■ WHAT THE TASK REQUIRES ■
Pull out every line with the word "structured" from the entries below.

Excerpts from a figure dataset
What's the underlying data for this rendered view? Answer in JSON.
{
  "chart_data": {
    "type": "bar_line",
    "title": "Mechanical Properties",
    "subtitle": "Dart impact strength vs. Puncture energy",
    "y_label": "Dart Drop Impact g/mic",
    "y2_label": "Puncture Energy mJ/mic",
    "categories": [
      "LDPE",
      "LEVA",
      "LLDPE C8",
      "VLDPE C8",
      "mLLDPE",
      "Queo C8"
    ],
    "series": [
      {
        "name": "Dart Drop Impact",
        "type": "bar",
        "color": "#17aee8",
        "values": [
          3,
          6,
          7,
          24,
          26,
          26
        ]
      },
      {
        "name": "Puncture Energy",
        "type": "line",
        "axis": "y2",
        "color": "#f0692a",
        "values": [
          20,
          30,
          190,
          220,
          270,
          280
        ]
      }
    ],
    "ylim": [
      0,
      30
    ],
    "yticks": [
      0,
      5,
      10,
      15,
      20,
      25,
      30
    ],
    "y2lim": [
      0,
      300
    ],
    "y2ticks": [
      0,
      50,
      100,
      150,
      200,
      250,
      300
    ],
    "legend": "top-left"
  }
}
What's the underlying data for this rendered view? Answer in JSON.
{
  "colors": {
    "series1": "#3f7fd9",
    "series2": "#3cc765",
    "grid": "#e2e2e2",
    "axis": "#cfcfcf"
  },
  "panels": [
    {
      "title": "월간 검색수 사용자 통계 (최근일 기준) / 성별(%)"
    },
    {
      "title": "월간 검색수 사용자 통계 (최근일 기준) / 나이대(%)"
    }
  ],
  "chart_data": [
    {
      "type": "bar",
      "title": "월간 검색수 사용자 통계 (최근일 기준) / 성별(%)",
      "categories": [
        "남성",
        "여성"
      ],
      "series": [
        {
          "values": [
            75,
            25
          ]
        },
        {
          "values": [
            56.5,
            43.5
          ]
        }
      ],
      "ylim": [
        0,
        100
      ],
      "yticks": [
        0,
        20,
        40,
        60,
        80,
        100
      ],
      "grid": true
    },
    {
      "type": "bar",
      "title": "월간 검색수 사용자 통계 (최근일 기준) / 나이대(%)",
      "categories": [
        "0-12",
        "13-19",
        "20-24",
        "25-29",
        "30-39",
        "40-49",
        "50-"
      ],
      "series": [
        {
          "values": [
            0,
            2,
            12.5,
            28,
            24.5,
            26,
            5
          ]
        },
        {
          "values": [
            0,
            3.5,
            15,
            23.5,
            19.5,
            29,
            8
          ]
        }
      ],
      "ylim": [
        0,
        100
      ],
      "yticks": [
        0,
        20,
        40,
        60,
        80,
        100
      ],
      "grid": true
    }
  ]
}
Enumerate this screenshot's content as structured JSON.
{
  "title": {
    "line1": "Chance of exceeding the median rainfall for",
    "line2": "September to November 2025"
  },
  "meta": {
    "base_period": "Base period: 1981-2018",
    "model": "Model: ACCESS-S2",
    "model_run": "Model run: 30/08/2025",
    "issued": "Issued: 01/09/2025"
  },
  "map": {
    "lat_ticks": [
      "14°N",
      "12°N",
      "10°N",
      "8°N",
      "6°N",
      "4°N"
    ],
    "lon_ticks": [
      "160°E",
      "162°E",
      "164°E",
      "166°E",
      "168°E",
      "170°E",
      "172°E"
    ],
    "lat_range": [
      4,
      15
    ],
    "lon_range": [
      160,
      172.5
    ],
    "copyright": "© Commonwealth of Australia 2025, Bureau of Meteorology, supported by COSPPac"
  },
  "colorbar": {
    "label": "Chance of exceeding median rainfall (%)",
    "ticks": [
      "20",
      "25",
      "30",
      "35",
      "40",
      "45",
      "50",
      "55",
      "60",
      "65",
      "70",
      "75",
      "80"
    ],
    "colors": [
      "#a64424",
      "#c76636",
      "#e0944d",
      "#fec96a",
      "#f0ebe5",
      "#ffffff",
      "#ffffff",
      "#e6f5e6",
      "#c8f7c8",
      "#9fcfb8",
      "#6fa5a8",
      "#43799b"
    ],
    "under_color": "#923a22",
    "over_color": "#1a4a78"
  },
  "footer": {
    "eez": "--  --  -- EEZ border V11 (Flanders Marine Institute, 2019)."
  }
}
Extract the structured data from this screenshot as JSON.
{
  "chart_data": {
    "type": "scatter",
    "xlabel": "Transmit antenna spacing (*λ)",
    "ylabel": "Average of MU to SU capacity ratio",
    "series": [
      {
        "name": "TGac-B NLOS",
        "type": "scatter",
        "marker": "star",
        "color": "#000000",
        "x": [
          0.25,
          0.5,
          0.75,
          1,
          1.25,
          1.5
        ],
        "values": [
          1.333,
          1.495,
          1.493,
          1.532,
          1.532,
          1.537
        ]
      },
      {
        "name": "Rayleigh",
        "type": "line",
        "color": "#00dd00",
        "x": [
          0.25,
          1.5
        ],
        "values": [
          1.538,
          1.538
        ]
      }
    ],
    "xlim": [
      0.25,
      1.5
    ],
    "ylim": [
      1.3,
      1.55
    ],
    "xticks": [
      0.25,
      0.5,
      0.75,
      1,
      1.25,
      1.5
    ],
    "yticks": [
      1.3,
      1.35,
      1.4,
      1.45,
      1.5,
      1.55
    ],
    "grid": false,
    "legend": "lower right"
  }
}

■ COMPLETE ANSWER ■
Enumerate this screenshot's content as structured JSON.
Extract the structured data from this screenshot as JSON.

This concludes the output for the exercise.